SHORT TASK - Repeat every record below exactly, omitting any pictures.

SOURCE RECORDS -
## Start
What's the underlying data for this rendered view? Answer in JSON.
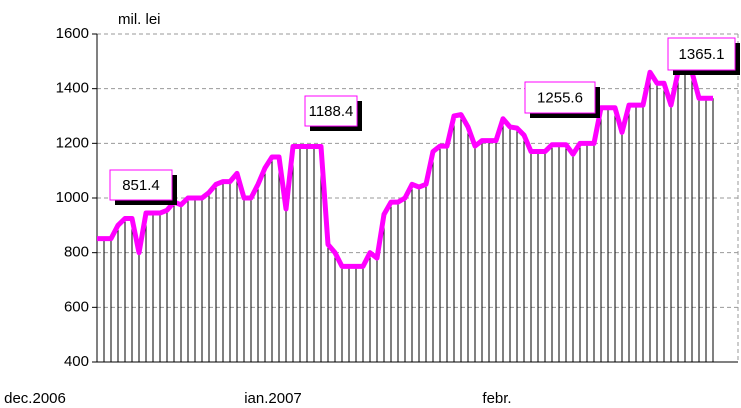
{
  "chart_data": {
    "type": "line",
    "y_label": "mil. lei",
    "categories": [
      "dec.2006",
      null,
      null,
      null,
      null,
      null,
      null,
      null,
      null,
      null,
      null,
      null,
      null,
      null,
      null,
      null,
      null,
      null,
      null,
      null,
      null,
      null,
      null,
      null,
      null,
      null,
      null,
      null,
      null,
      null,
      null,
      null,
      null,
      null,
      "ian.2007",
      null,
      null,
      null,
      null,
      null,
      null,
      null,
      null,
      null,
      null,
      null,
      null,
      null,
      null,
      null,
      null,
      null,
      null,
      null,
      null,
      null,
      null,
      null,
      null,
      null,
      null,
      null,
      null,
      null,
      null,
      null,
      "febr.",
      null,
      null,
      null,
      null,
      null,
      null,
      null,
      null,
      null,
      null,
      null,
      null,
      null,
      null,
      null,
      null,
      null,
      null,
      null,
      null,
      null,
      null
    ],
    "series": [
      {
        "name": "mil. lei",
        "color": "#ff00ff",
        "values": [
          851.4,
          851.4,
          851.4,
          900,
          925,
          925,
          800,
          945,
          945,
          945,
          955,
          985,
          975,
          1000,
          1000,
          1000,
          1020,
          1050,
          1060,
          1060,
          1090,
          1000,
          1000,
          1050,
          1110,
          1150,
          1150,
          960,
          1188.4,
          1188.4,
          1188.4,
          1188.4,
          1188.4,
          830,
          800,
          750,
          750,
          750,
          750,
          800,
          780,
          940,
          985,
          985,
          1000,
          1050,
          1040,
          1050,
          1170,
          1190,
          1190,
          1300,
          1305,
          1260,
          1190,
          1210,
          1210,
          1210,
          1290,
          1260,
          1255.6,
          1230,
          1170,
          1170,
          1170,
          1195,
          1195,
          1195,
          1160,
          1200,
          1200,
          1200,
          1330,
          1330,
          1330,
          1240,
          1340,
          1340,
          1340,
          1460,
          1420,
          1420,
          1340,
          1460,
          1460,
          1460,
          1365.1,
          1365.1,
          1365.1
        ]
      }
    ],
    "annotations": [
      "851.4",
      "1188.4",
      "1255.6",
      "1365.1"
    ],
    "ylim": [
      400,
      1600
    ],
    "yticks": [
      400,
      600,
      800,
      1000,
      1200,
      1400,
      1600
    ],
    "grid": true
  }
}
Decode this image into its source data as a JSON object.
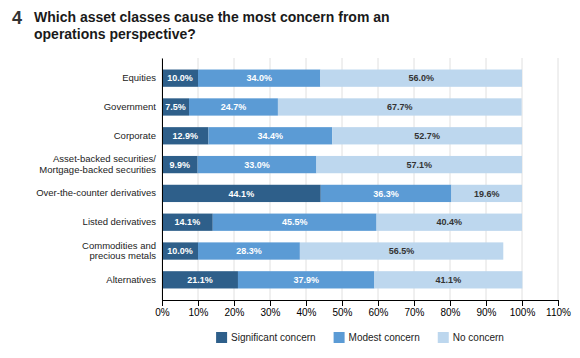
{
  "chart_data": {
    "type": "bar",
    "orientation": "horizontal",
    "stacked": true,
    "title": "Which asset classes cause the most concern from an\noperations perspective?",
    "annotations": [
      "4"
    ],
    "categories": [
      "Equities",
      "Government",
      "Corporate",
      "Asset-backed securities/\nMortgage-backed securities",
      "Over-the-counter derivatives",
      "Listed derivatives",
      "Commodities and\nprecious metals",
      "Alternatives"
    ],
    "series": [
      {
        "name": "Significant concern",
        "color": "#2E5F8A",
        "values": [
          10.0,
          7.5,
          12.9,
          9.9,
          44.1,
          14.1,
          10.0,
          21.1
        ],
        "value_labels": [
          "10.0%",
          "7.5%",
          "12.9%",
          "9.9%",
          "44.1%",
          "14.1%",
          "10.0%",
          "21.1%"
        ]
      },
      {
        "name": "Modest concern",
        "color": "#5B9BD5",
        "values": [
          34.0,
          24.7,
          34.4,
          33.0,
          36.3,
          45.5,
          28.3,
          37.9
        ],
        "value_labels": [
          "34.0%",
          "24.7%",
          "34.4%",
          "33.0%",
          "36.3%",
          "45.5%",
          "28.3%",
          "37.9%"
        ]
      },
      {
        "name": "No concern",
        "color": "#BDD7EE",
        "values": [
          56.0,
          67.7,
          52.7,
          57.1,
          19.6,
          40.4,
          56.5,
          41.1
        ],
        "value_labels": [
          "56.0%",
          "67.7%",
          "52.7%",
          "57.1%",
          "19.6%",
          "40.4%",
          "56.5%",
          "41.1%"
        ]
      }
    ],
    "xlim": [
      0,
      110
    ],
    "xticks": [
      {
        "value": 0,
        "label": "0%"
      },
      {
        "value": 10,
        "label": "10%"
      },
      {
        "value": 20,
        "label": "20%"
      },
      {
        "value": 30,
        "label": "30%"
      },
      {
        "value": 40,
        "label": "40%"
      },
      {
        "value": 50,
        "label": "50%"
      },
      {
        "value": 60,
        "label": "60%"
      },
      {
        "value": 70,
        "label": "70%"
      },
      {
        "value": 80,
        "label": "80%"
      },
      {
        "value": 90,
        "label": "90%"
      },
      {
        "value": 100,
        "label": "100%"
      },
      {
        "value": 110,
        "label": "110%"
      }
    ],
    "grid": true,
    "data_labels": true,
    "legend": "bottom"
  }
}
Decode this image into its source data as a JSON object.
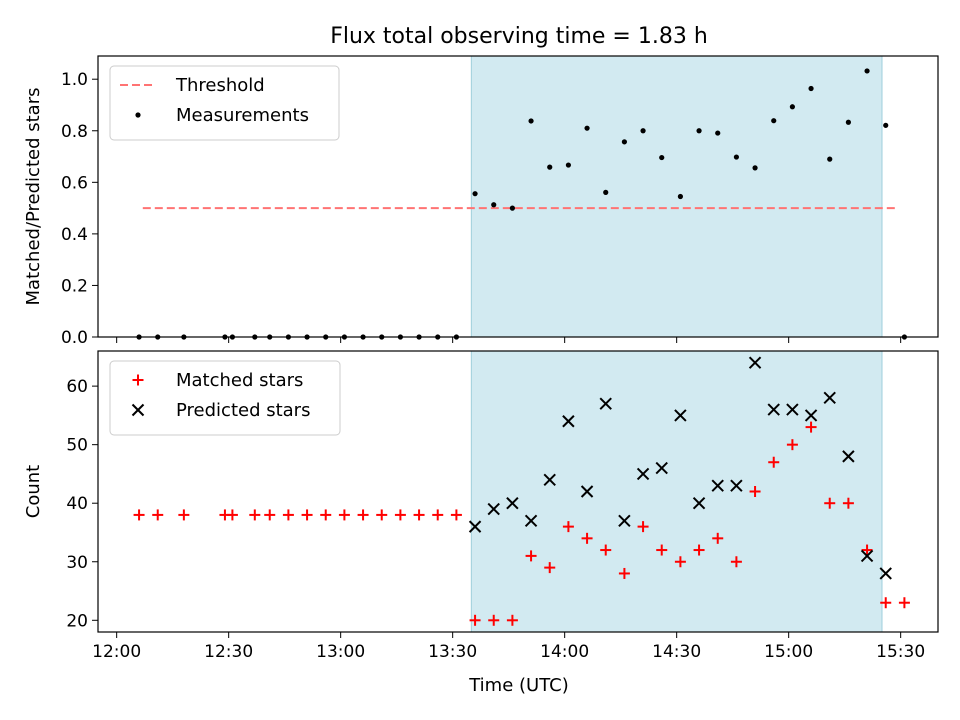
## End
RESULT OF THIS TASK -
What's the underlying data for this rendered view? Answer in JSON.
{
  "chart_data": {
    "type": "line",
    "y_label": "mil. lei",
    "categories": [
      "dec.2006",
      null,
      null,
      null,
      null,
      null,
      null,
      null,
      null,
      null,
      null,
      null,
      null,
      null,
      null,
      null,
      null,
      null,
      null,
      null,
      null,
      null,
      null,
      null,
      null,
      null,
      null,
      null,
      null,
      null,
      null,
      null,
      null,
      null,
      "ian.2007",
      null,
      null,
      null,
      null,
      null,
      null,
      null,
      null,
      null,
      null,
      null,
      null,
      null,
      null,
      null,
      null,
      null,
      null,
      null,
      null,
      null,
      null,
      null,
      null,
      null,
      null,
      null,
      null,
      null,
      null,
      null,
      "febr.",
      null,
      null,
      null,
      null,
      null,
      null,
      null,
      null,
      null,
      null,
      null,
      null,
      null,
      null,
      null,
      null,
      null,
      null,
      null,
      null,
      null,
      null
    ],
    "series": [
      {
        "name": "mil. lei",
        "color": "#ff00ff",
        "values": [
          851.4,
          851.4,
          851.4,
          900,
          925,
          925,
          800,
          945,
          945,
          945,
          955,
          985,
          975,
          1000,
          1000,
          1000,
          1020,
          1050,
          1060,
          1060,
          1090,
          1000,
          1000,
          1050,
          1110,
          1150,
          1150,
          960,
          1188.4,
          1188.4,
          1188.4,
          1188.4,
          1188.4,
          830,
          800,
          750,
          750,
          750,
          750,
          800,
          780,
          940,
          985,
          985,
          1000,
          1050,
          1040,
          1050,
          1170,
          1190,
          1190,
          1300,
          1305,
          1260,
          1190,
          1210,
          1210,
          1210,
          1290,
          1260,
          1255.6,
          1230,
          1170,
          1170,
          1170,
          1195,
          1195,
          1195,
          1160,
          1200,
          1200,
          1200,
          1330,
          1330,
          1330,
          1240,
          1340,
          1340,
          1340,
          1460,
          1420,
          1420,
          1340,
          1460,
          1460,
          1460,
          1365.1,
          1365.1,
          1365.1
        ]
      }
    ],
    "annotations": [
      "851.4",
      "1188.4",
      "1255.6",
      "1365.1"
    ],
    "ylim": [
      400,
      1600
    ],
    "yticks": [
      400,
      600,
      800,
      1000,
      1200,
      1400,
      1600
    ],
    "grid": true
  }
}
Decode this image into its source data as a JSON object.
{
  "chart_data": {
    "type": "bar",
    "orientation": "horizontal",
    "stacked": true,
    "title": "Which asset classes cause the most concern from an\noperations perspective?",
    "annotations": [
      "4"
    ],
    "categories": [
      "Equities",
      "Government",
      "Corporate",
      "Asset-backed securities/\nMortgage-backed securities",
      "Over-the-counter derivatives",
      "Listed derivatives",
      "Commodities and\nprecious metals",
      "Alternatives"
    ],
    "series": [
      {
        "name": "Significant concern",
        "color": "#2E5F8A",
        "values": [
          10.0,
          7.5,
          12.9,
          9.9,
          44.1,
          14.1,
          10.0,
          21.1
        ],
        "value_labels": [
          "10.0%",
          "7.5%",
          "12.9%",
          "9.9%",
          "44.1%",
          "14.1%",
          "10.0%",
          "21.1%"
        ]
      },
      {
        "name": "Modest concern",
        "color": "#5B9BD5",
        "values": [
          34.0,
          24.7,
          34.4,
          33.0,
          36.3,
          45.5,
          28.3,
          37.9
        ],
        "value_labels": [
          "34.0%",
          "24.7%",
          "34.4%",
          "33.0%",
          "36.3%",
          "45.5%",
          "28.3%",
          "37.9%"
        ]
      },
      {
        "name": "No concern",
        "color": "#BDD7EE",
        "values": [
          56.0,
          67.7,
          52.7,
          57.1,
          19.6,
          40.4,
          56.5,
          41.1
        ],
        "value_labels": [
          "56.0%",
          "67.7%",
          "52.7%",
          "57.1%",
          "19.6%",
          "40.4%",
          "56.5%",
          "41.1%"
        ]
      }
    ],
    "xlim": [
      0,
      110
    ],
    "xticks": [
      {
        "value": 0,
        "label": "0%"
      },
      {
        "value": 10,
        "label": "10%"
      },
      {
        "value": 20,
        "label": "20%"
      },
      {
        "value": 30,
        "label": "30%"
      },
      {
        "value": 40,
        "label": "40%"
      },
      {
        "value": 50,
        "label": "50%"
      },
      {
        "value": 60,
        "label": "60%"
      },
      {
        "value": 70,
        "label": "70%"
      },
      {
        "value": 80,
        "label": "80%"
      },
      {
        "value": 90,
        "label": "90%"
      },
      {
        "value": 100,
        "label": "100%"
      },
      {
        "value": 110,
        "label": "110%"
      }
    ],
    "grid": true,
    "data_labels": true,
    "legend": "bottom"
  }
}
Decode this image into its source data as a JSON object.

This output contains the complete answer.